-- PROBLEM TO WORK ON --
Only a number is wanted here: the number of lines of the data that include "размера".

-- EXERCISE MATERIAL --
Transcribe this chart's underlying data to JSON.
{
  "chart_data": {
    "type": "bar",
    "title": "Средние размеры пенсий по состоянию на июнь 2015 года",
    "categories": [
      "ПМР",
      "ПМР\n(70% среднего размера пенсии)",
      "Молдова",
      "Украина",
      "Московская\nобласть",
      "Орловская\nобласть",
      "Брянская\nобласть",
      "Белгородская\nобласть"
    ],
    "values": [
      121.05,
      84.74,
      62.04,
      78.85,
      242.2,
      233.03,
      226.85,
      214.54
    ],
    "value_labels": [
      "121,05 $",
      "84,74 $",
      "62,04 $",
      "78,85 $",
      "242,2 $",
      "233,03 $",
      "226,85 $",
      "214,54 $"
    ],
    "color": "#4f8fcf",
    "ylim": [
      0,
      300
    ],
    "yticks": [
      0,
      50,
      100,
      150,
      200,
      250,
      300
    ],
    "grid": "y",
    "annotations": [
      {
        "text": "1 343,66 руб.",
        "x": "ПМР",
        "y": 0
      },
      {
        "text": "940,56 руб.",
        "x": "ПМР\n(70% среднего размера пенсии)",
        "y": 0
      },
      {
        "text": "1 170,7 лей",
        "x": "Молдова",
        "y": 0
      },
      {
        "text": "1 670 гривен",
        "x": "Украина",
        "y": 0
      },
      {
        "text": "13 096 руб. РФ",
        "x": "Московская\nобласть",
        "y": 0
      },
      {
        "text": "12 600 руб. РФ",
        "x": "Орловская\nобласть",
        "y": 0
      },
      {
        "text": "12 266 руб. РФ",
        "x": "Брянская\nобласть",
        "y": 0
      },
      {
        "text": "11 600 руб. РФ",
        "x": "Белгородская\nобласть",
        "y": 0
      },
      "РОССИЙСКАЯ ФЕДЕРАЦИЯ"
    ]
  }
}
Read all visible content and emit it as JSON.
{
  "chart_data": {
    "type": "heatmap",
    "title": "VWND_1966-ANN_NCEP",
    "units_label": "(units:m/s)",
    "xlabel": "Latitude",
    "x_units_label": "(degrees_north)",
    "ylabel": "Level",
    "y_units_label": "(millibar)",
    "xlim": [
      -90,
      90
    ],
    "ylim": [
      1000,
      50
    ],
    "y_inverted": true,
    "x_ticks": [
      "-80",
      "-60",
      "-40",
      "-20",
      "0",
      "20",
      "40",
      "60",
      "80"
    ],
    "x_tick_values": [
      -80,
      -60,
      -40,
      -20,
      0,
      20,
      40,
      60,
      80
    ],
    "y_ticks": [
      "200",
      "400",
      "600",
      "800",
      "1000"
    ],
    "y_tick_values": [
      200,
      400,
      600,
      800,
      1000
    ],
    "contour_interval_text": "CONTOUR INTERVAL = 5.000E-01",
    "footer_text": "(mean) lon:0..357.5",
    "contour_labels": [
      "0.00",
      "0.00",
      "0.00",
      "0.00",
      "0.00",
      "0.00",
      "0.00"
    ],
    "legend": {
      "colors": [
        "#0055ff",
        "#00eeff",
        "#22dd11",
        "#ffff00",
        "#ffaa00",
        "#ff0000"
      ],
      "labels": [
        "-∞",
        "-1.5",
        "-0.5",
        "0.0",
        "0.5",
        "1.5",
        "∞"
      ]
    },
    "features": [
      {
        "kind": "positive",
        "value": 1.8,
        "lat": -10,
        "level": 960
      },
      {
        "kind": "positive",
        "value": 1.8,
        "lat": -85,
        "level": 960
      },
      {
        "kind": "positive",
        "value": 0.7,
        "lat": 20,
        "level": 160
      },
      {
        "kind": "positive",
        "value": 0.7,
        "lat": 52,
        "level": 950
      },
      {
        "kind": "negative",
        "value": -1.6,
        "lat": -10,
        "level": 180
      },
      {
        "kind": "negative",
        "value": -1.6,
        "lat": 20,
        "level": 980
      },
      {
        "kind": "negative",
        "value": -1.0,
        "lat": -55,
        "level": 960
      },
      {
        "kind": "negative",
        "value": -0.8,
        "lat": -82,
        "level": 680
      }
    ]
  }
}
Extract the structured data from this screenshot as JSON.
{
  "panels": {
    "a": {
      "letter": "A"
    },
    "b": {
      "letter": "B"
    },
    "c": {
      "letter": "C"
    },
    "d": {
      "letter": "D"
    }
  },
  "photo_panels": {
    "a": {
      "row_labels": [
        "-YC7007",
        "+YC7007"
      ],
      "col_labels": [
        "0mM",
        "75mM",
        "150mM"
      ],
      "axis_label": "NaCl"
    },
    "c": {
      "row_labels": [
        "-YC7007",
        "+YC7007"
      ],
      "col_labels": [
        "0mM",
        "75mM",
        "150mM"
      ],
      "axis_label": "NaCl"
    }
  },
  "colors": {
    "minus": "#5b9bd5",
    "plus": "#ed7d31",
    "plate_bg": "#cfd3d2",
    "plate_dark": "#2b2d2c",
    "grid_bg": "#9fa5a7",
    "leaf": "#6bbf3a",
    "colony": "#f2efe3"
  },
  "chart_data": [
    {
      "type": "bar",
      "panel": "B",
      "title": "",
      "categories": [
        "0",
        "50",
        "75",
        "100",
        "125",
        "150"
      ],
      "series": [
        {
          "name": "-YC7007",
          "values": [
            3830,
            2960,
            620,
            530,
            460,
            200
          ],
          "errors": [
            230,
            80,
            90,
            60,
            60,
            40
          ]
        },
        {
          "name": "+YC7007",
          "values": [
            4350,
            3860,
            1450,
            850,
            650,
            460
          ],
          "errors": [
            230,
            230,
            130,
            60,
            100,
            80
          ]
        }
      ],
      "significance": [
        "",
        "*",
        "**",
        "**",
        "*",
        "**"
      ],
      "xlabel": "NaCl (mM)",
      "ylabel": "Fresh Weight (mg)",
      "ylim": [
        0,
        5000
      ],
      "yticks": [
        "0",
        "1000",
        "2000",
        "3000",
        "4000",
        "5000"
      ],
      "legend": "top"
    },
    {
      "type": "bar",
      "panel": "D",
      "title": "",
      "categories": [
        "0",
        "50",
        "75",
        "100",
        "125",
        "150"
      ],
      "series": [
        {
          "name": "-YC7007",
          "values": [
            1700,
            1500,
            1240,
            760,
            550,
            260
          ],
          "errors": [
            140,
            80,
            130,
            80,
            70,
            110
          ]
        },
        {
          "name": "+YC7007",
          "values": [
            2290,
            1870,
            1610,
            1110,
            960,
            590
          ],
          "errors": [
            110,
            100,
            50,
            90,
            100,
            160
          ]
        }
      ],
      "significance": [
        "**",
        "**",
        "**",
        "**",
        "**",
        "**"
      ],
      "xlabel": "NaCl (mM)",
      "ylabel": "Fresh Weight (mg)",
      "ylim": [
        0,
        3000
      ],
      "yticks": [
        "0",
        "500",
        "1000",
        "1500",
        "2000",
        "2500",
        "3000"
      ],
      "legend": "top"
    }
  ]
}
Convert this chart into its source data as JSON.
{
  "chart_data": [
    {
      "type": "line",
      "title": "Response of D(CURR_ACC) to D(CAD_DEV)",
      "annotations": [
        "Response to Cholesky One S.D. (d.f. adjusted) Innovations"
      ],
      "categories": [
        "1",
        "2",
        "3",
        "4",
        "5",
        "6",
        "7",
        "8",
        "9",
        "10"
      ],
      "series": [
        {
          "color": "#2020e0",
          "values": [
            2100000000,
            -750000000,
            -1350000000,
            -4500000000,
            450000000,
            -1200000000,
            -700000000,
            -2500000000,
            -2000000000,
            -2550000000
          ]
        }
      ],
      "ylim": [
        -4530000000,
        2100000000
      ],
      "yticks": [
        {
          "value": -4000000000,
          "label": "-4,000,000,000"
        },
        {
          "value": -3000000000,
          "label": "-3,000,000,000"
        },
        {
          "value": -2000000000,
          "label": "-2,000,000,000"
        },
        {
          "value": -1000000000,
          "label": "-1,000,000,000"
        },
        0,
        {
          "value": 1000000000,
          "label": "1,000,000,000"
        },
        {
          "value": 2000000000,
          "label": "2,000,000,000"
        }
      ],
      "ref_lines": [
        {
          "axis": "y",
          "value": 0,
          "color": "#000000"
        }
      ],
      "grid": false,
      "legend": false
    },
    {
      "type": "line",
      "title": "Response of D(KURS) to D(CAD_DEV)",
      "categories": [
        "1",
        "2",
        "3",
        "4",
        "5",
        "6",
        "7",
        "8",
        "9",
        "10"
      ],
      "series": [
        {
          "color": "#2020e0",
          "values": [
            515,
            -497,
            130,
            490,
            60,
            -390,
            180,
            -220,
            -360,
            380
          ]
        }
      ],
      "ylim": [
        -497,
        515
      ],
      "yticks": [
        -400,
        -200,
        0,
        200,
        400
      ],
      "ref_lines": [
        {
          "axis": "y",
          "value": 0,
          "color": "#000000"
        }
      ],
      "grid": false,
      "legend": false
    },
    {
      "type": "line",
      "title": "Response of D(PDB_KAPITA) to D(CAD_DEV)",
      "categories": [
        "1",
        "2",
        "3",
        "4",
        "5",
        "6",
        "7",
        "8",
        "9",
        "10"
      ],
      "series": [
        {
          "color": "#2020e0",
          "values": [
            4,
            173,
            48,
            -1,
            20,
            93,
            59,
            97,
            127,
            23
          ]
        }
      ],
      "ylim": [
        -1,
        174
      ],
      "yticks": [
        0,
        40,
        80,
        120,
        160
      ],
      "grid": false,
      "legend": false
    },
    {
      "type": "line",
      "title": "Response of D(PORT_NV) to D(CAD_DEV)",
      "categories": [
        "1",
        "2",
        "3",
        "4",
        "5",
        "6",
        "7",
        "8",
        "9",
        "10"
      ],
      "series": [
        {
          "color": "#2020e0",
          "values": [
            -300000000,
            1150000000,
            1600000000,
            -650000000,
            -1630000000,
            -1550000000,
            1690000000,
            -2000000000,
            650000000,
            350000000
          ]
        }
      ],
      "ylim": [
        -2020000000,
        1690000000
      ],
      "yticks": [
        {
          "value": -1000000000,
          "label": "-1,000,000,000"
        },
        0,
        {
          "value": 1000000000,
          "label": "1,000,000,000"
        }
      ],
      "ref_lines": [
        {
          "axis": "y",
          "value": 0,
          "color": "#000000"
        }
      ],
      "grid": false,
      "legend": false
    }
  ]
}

-- REPLY --
2